◆ **Extracted records**:
^^^^^^^^
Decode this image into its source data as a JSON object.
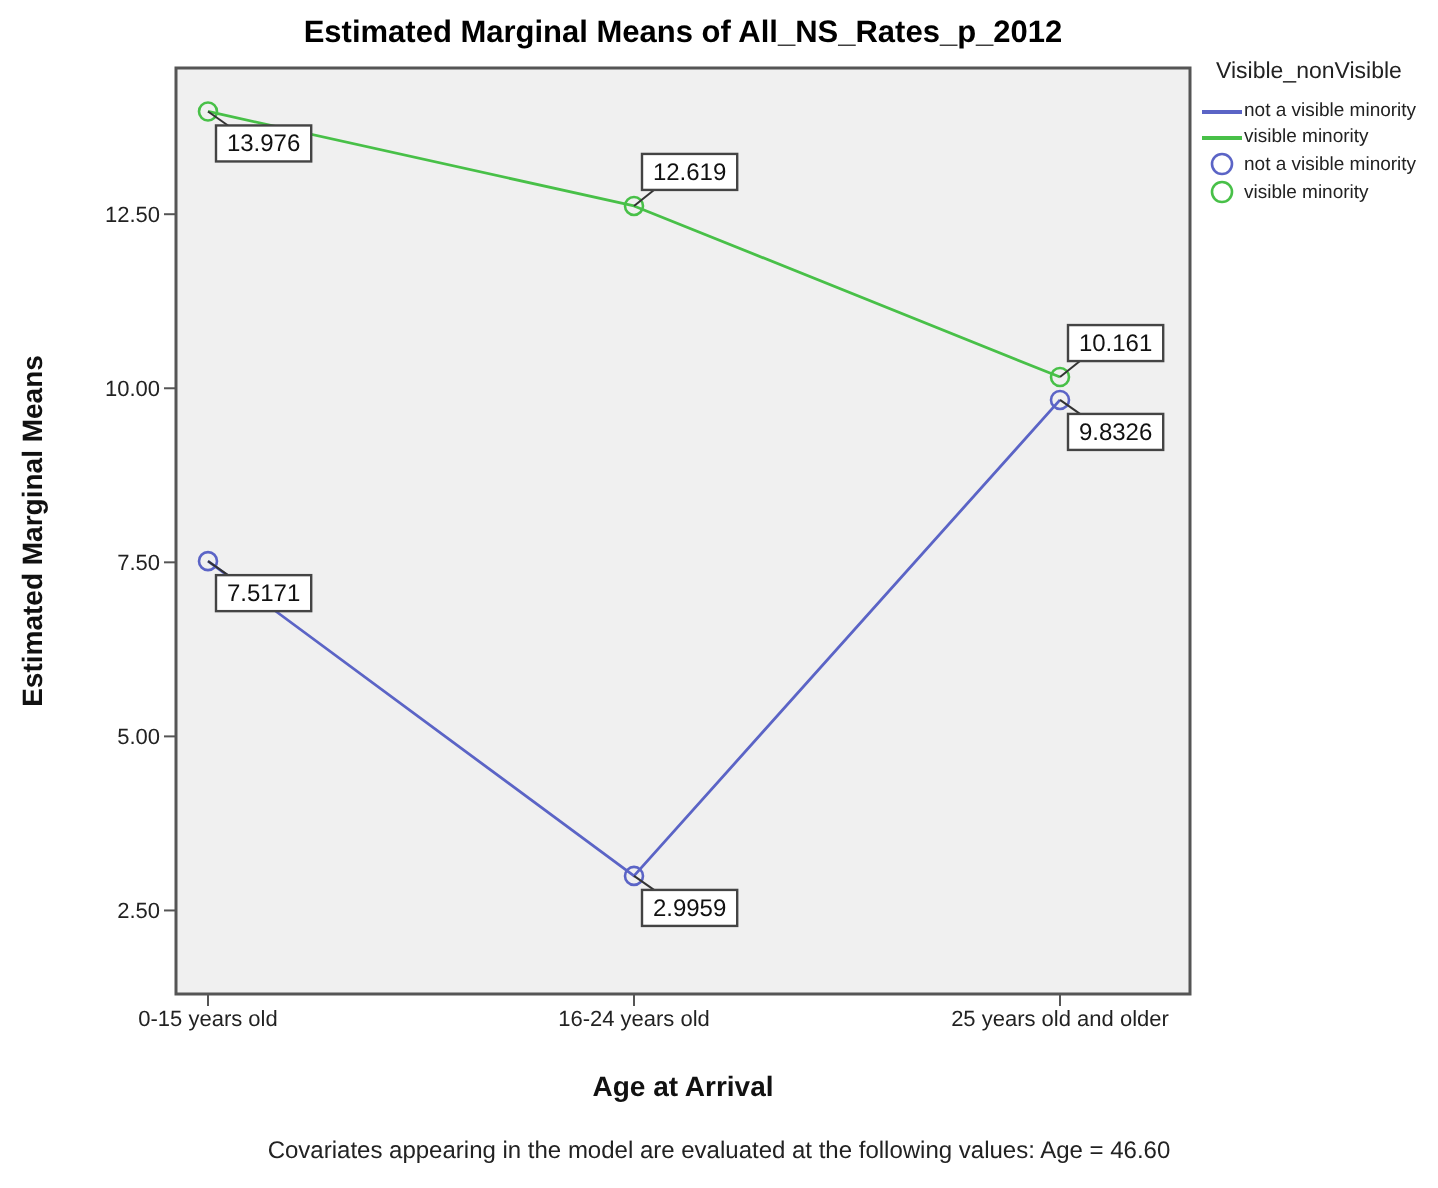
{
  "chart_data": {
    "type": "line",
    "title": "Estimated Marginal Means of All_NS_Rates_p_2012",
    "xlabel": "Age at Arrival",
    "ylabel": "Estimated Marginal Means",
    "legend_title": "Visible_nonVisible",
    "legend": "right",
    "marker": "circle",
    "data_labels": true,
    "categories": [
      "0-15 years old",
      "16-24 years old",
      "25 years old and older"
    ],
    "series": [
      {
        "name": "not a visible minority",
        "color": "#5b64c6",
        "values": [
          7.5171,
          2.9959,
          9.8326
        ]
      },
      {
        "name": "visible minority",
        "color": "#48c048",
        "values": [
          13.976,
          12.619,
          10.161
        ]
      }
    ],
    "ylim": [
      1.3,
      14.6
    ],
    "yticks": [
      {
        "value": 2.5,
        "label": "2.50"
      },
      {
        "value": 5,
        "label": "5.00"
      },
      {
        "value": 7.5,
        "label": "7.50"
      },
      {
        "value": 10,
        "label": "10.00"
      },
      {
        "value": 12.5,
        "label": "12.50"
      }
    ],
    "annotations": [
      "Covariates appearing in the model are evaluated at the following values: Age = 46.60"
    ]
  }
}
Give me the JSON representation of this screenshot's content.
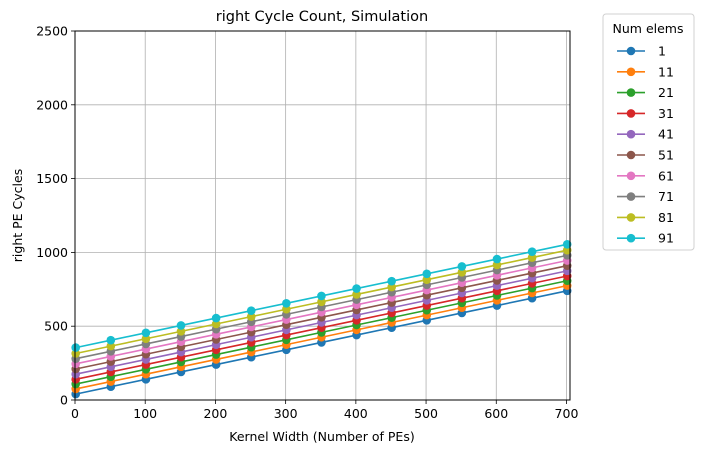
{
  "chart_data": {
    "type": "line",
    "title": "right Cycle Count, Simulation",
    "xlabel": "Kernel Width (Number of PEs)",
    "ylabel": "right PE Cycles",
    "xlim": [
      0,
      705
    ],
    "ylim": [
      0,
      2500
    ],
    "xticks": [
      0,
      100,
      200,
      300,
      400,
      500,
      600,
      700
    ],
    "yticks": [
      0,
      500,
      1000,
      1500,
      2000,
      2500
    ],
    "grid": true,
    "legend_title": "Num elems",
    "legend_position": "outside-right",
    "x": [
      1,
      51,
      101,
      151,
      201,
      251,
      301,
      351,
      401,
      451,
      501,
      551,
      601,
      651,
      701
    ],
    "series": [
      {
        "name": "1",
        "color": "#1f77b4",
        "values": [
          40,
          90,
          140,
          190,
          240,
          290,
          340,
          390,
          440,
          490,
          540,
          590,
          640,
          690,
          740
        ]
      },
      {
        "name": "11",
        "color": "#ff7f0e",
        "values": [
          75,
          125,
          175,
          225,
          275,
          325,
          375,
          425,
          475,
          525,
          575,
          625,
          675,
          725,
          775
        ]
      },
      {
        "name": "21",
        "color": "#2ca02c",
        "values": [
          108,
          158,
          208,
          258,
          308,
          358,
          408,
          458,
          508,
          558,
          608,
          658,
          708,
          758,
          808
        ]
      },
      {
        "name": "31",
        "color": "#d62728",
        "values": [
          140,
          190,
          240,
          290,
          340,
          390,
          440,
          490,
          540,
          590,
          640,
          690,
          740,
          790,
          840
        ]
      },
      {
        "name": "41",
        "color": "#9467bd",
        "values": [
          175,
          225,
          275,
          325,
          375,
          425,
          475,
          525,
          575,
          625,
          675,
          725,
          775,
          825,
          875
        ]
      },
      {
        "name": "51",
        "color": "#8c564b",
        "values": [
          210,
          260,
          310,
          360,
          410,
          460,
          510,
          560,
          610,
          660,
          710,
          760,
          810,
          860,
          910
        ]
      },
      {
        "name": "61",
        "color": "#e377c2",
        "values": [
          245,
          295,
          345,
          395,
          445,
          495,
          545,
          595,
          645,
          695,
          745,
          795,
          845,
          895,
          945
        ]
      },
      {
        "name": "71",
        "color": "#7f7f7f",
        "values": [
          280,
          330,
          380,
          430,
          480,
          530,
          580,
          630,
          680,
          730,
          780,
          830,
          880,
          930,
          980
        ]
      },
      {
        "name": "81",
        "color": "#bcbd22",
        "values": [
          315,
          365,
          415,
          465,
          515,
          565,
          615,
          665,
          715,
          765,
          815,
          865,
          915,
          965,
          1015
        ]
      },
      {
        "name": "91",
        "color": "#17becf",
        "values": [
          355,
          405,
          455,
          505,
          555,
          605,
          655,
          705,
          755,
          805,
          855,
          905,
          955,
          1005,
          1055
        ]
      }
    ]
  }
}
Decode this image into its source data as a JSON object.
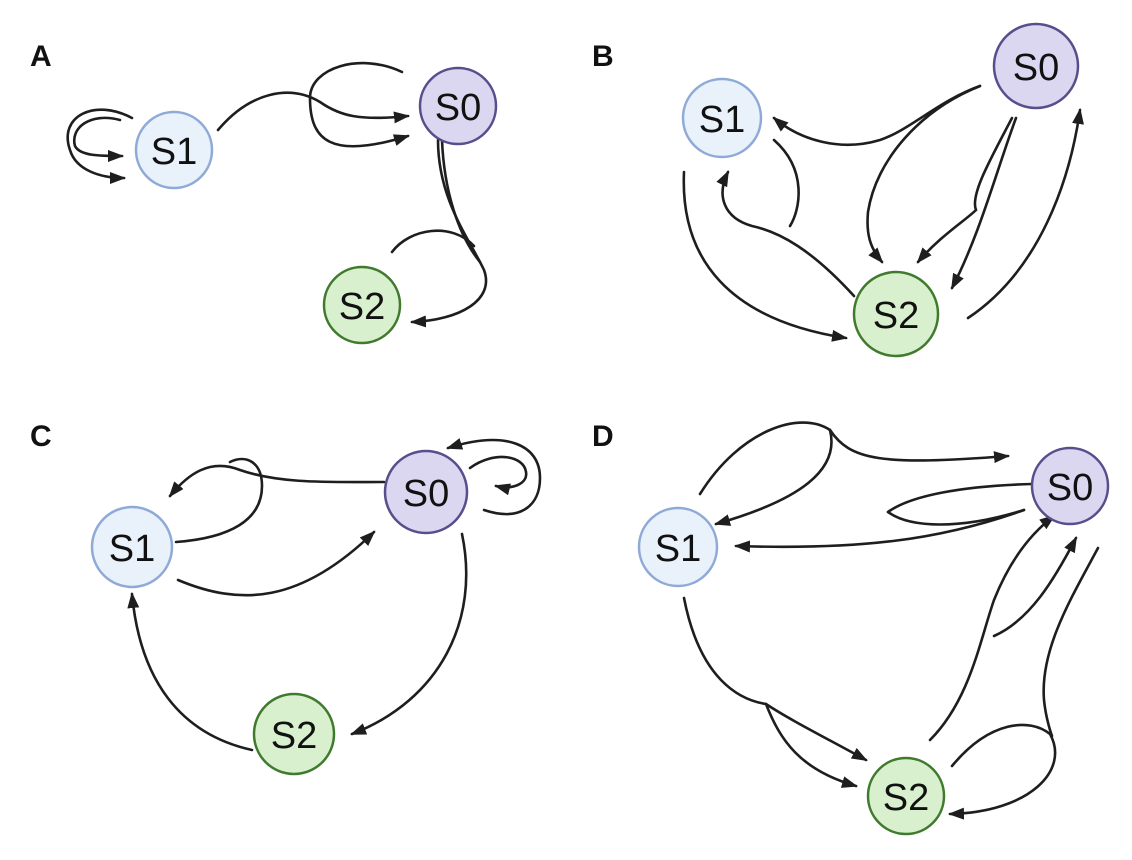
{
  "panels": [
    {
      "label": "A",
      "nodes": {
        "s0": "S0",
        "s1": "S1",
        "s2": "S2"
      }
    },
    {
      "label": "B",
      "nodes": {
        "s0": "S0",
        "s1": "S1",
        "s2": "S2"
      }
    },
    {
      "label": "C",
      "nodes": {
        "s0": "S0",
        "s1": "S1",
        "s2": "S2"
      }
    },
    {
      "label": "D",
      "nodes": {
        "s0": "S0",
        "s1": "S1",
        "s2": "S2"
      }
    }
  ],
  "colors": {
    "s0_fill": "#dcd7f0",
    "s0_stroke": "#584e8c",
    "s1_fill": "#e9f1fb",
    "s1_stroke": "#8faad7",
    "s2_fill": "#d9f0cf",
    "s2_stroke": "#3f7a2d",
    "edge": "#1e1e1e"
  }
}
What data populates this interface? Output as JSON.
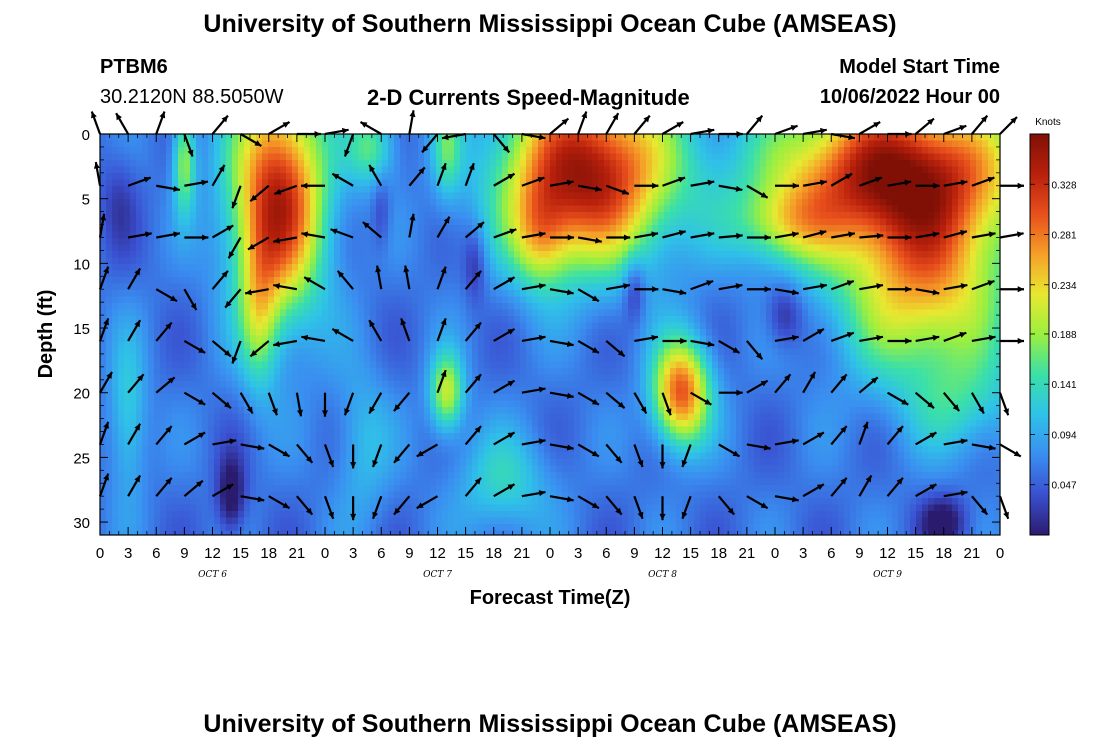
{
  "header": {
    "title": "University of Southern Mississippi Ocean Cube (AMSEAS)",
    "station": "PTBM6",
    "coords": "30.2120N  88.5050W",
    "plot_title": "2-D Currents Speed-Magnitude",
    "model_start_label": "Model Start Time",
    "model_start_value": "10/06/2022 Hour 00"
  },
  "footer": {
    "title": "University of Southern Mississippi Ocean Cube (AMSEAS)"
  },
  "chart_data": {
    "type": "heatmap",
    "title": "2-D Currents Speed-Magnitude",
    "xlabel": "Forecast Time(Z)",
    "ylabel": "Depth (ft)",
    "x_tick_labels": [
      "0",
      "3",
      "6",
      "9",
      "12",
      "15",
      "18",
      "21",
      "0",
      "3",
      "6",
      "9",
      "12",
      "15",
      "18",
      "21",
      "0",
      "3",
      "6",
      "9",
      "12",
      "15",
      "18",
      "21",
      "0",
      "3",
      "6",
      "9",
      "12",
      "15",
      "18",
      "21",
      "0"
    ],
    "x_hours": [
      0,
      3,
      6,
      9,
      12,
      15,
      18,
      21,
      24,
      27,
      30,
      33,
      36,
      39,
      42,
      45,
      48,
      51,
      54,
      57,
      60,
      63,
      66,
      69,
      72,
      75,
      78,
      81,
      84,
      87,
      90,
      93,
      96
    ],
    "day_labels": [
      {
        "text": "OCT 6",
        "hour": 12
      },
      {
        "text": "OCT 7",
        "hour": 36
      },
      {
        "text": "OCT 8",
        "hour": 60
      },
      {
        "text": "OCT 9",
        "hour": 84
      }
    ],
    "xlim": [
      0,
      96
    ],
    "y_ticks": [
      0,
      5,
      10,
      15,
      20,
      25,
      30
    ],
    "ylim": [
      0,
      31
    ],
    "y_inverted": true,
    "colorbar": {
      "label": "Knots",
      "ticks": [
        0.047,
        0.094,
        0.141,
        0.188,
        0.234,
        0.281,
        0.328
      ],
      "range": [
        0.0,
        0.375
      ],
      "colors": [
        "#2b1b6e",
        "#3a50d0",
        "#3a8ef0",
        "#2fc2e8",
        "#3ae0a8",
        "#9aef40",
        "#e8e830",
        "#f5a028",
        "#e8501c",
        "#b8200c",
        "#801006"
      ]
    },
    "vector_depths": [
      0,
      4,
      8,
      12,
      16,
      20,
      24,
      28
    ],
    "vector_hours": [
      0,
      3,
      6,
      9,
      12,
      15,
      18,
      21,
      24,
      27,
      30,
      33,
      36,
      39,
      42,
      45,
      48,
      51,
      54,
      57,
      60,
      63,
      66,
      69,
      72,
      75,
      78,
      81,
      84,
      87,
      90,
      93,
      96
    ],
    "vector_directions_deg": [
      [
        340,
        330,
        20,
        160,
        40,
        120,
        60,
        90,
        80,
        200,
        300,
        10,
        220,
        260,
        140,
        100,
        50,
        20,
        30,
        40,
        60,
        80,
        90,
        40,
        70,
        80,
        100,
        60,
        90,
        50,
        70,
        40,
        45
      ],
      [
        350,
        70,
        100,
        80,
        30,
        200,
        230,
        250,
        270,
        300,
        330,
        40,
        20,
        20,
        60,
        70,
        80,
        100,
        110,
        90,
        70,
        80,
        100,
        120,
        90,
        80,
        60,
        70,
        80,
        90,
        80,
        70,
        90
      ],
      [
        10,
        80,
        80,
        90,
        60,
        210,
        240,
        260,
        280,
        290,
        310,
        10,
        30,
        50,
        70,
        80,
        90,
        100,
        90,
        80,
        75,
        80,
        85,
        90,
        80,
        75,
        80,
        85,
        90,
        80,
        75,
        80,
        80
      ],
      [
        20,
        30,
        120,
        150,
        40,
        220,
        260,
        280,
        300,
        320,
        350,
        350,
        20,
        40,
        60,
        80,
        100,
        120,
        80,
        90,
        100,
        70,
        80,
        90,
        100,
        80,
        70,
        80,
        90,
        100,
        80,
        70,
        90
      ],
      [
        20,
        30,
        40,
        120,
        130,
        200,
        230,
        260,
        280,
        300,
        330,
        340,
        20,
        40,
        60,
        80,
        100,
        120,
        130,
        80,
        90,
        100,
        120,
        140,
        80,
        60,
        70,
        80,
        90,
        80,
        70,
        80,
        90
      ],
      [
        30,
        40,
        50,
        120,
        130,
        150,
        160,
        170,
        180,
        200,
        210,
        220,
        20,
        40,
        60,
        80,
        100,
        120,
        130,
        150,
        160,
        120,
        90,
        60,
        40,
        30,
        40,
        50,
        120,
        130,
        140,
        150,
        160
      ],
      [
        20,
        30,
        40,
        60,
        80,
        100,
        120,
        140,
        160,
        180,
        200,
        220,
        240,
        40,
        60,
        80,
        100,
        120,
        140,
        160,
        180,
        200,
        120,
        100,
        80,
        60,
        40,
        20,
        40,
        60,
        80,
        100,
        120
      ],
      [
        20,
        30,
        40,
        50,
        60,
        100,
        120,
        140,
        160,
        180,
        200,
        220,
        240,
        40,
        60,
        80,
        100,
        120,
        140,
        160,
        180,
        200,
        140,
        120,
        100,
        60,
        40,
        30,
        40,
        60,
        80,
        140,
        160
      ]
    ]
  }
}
^^^^^^^^
Go through the listing above and locate each line that holds the word "Magnitude". Copy those lines.

    "plot_title": "2-D Currents Speed-Magnitude",
    "title": "2-D Currents Speed-Magnitude",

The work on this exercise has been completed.